TASK DETAILS: Nothing but a number should be given: how many lines of the records include "view"?

GIVEN ENTRIES:
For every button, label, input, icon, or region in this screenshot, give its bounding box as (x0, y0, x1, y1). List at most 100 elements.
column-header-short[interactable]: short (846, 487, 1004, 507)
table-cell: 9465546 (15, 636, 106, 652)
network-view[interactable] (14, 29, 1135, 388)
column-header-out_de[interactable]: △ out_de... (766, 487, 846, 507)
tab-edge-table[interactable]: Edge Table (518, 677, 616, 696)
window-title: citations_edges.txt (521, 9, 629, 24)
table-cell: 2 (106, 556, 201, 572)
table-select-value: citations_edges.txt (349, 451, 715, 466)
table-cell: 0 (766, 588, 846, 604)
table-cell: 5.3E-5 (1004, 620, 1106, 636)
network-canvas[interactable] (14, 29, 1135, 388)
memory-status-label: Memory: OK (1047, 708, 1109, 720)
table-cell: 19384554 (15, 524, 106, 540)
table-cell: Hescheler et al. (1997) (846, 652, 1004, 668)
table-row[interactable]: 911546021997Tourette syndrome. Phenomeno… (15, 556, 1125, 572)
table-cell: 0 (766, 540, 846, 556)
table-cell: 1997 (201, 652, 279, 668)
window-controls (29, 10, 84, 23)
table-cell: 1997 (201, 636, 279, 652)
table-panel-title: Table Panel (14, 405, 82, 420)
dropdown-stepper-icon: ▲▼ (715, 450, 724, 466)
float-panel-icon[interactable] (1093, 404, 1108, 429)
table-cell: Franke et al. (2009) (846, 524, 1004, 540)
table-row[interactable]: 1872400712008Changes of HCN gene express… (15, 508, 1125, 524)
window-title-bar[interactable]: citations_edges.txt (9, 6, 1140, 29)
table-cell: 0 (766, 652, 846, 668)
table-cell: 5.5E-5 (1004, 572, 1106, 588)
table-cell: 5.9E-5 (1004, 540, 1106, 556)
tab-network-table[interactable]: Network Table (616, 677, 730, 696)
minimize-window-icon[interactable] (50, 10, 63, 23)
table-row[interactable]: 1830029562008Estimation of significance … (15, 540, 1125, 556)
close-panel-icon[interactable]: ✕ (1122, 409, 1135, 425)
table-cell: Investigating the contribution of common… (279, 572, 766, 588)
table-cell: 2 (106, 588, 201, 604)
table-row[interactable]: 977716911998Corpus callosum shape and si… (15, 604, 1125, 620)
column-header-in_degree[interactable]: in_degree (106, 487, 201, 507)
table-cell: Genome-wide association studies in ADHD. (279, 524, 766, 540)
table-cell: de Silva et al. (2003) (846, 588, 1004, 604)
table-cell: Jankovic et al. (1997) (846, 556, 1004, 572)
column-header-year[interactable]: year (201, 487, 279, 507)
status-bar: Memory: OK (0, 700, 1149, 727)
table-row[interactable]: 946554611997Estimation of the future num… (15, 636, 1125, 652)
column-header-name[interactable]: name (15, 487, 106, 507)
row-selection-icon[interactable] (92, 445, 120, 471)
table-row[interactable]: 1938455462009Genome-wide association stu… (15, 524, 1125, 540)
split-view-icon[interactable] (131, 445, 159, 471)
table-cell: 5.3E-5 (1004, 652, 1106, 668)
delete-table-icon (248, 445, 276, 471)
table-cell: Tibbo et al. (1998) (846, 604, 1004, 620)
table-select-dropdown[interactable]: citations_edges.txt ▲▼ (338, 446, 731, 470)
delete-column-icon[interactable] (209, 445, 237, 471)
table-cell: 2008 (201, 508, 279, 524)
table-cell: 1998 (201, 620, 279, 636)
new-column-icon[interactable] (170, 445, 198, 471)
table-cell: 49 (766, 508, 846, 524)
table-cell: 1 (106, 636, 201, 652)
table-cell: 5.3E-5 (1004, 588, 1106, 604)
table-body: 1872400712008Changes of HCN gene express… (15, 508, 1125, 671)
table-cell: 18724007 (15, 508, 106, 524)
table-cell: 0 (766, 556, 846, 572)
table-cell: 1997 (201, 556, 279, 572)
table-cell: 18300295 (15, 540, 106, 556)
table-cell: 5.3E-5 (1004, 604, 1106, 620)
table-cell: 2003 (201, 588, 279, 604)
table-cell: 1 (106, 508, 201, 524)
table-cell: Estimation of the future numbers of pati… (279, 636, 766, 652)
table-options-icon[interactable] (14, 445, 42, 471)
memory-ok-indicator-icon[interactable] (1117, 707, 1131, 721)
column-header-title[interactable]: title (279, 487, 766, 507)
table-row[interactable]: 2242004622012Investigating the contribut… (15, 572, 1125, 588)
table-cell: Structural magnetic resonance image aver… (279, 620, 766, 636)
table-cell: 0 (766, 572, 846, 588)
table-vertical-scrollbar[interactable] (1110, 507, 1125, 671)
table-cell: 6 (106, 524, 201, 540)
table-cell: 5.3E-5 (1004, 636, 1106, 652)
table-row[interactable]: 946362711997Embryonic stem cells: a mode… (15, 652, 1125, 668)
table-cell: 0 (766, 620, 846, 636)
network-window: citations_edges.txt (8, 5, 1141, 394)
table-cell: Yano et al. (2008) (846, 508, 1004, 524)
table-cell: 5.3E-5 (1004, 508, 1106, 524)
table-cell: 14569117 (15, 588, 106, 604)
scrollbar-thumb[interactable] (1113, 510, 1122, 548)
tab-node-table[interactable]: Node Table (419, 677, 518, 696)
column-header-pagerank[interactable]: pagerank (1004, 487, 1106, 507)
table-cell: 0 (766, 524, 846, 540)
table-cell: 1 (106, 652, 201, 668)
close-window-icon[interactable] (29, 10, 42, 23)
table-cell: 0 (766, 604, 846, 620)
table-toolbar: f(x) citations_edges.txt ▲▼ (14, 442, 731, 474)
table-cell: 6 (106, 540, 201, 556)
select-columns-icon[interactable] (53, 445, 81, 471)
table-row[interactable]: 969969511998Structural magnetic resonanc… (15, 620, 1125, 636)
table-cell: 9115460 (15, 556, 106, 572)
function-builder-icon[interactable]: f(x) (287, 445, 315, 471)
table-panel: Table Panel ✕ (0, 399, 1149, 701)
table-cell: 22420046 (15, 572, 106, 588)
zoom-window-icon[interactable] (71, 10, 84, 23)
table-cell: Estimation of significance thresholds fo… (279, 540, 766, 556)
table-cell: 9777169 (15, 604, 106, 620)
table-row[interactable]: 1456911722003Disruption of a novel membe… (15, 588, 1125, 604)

ANSWER TO THE EXERCISE: 2